LISTED ENTRIES:
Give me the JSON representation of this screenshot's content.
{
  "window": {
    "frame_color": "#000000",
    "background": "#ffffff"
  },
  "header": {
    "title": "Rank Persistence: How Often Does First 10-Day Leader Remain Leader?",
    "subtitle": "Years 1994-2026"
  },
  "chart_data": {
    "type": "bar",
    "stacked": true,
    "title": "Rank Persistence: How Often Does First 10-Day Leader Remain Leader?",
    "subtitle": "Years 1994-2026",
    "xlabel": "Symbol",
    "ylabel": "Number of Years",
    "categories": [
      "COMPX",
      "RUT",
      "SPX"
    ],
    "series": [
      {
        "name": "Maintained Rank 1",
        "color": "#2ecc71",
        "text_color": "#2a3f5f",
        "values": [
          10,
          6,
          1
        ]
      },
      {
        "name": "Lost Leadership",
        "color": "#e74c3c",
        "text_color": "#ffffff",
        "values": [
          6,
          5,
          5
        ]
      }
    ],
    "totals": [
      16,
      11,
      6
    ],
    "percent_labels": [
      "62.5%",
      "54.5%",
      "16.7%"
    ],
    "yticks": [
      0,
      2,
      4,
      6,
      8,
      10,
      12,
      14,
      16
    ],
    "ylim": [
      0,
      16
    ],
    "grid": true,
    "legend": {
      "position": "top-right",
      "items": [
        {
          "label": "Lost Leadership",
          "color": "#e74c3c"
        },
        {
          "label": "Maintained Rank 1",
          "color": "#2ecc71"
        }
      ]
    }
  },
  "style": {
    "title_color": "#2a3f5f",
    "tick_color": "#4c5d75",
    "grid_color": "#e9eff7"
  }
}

SET TASK: Using the entries above, find all lines with "Lost". Copy them.

TASK RESULT:
        "name": "Lost Leadership",
          "label": "Lost Leadership",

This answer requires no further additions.